#### STATED EXERCISE:
Output the records exactly. Include every line.
** Start of DATA LISTING **
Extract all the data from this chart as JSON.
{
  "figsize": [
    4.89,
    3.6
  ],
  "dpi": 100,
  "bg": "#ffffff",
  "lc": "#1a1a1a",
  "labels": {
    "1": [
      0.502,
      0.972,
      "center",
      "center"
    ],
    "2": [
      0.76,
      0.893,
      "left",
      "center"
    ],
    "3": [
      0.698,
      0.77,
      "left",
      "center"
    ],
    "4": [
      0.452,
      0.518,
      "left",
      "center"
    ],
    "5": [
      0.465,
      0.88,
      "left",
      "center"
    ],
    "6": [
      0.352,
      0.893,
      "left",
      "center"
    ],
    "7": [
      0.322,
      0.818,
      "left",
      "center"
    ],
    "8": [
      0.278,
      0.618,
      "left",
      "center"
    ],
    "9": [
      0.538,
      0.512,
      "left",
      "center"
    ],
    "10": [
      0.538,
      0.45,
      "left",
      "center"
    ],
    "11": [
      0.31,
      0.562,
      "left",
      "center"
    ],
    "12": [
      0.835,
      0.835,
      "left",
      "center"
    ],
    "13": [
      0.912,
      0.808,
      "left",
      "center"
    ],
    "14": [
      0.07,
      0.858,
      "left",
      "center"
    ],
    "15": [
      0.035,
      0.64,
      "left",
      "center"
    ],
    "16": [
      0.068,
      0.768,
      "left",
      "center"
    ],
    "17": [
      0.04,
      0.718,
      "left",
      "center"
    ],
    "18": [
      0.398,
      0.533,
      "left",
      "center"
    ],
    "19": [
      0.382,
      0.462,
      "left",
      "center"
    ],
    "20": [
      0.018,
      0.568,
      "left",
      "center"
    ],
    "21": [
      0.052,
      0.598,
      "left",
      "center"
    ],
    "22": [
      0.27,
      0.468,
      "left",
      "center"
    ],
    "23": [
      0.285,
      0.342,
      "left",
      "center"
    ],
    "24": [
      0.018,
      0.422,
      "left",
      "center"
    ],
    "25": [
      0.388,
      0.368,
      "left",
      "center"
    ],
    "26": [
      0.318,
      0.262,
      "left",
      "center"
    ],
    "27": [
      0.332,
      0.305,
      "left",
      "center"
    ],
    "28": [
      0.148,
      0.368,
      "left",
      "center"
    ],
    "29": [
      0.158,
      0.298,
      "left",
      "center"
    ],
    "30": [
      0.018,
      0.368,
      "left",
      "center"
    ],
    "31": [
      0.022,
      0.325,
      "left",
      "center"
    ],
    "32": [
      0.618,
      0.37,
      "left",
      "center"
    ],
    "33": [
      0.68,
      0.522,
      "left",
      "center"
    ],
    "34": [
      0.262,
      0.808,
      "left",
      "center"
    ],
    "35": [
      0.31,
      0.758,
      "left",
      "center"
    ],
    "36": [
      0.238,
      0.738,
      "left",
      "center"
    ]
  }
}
** End of DATA LISTING **
#### ANSWER TO THE EXERCISE:
Extract all the data from this chart as JSON.
{
  "figsize": [
    4.89,
    3.6
  ],
  "dpi": 100,
  "bg": "#ffffff",
  "lc": "#1a1a1a",
  "labels": {
    "1": [
      0.502,
      0.972,
      "center",
      "center"
    ],
    "2": [
      0.76,
      0.893,
      "left",
      "center"
    ],
    "3": [
      0.698,
      0.77,
      "left",
      "center"
    ],
    "4": [
      0.452,
      0.518,
      "left",
      "center"
    ],
    "5": [
      0.465,
      0.88,
      "left",
      "center"
    ],
    "6": [
      0.352,
      0.893,
      "left",
      "center"
    ],
    "7": [
      0.322,
      0.818,
      "left",
      "center"
    ],
    "8": [
      0.278,
      0.618,
      "left",
      "center"
    ],
    "9": [
      0.538,
      0.512,
      "left",
      "center"
    ],
    "10": [
      0.538,
      0.45,
      "left",
      "center"
    ],
    "11": [
      0.31,
      0.562,
      "left",
      "center"
    ],
    "12": [
      0.835,
      0.835,
      "left",
      "center"
    ],
    "13": [
      0.912,
      0.808,
      "left",
      "center"
    ],
    "14": [
      0.07,
      0.858,
      "left",
      "center"
    ],
    "15": [
      0.035,
      0.64,
      "left",
      "center"
    ],
    "16": [
      0.068,
      0.768,
      "left",
      "center"
    ],
    "17": [
      0.04,
      0.718,
      "left",
      "center"
    ],
    "18": [
      0.398,
      0.533,
      "left",
      "center"
    ],
    "19": [
      0.382,
      0.462,
      "left",
      "center"
    ],
    "20": [
      0.018,
      0.568,
      "left",
      "center"
    ],
    "21": [
      0.052,
      0.598,
      "left",
      "center"
    ],
    "22": [
      0.27,
      0.468,
      "left",
      "center"
    ],
    "23": [
      0.285,
      0.342,
      "left",
      "center"
    ],
    "24": [
      0.018,
      0.422,
      "left",
      "center"
    ],
    "25": [
      0.388,
      0.368,
      "left",
      "center"
    ],
    "26": [
      0.318,
      0.262,
      "left",
      "center"
    ],
    "27": [
      0.332,
      0.305,
      "left",
      "center"
    ],
    "28": [
      0.148,
      0.368,
      "left",
      "center"
    ],
    "29": [
      0.158,
      0.298,
      "left",
      "center"
    ],
    "30": [
      0.018,
      0.368,
      "left",
      "center"
    ],
    "31": [
      0.022,
      0.325,
      "left",
      "center"
    ],
    "32": [
      0.618,
      0.37,
      "left",
      "center"
    ],
    "33": [
      0.68,
      0.522,
      "left",
      "center"
    ],
    "34": [
      0.262,
      0.808,
      "left",
      "center"
    ],
    "35": [
      0.31,
      0.758,
      "left",
      "center"
    ],
    "36": [
      0.238,
      0.738,
      "left",
      "center"
    ]
  }
}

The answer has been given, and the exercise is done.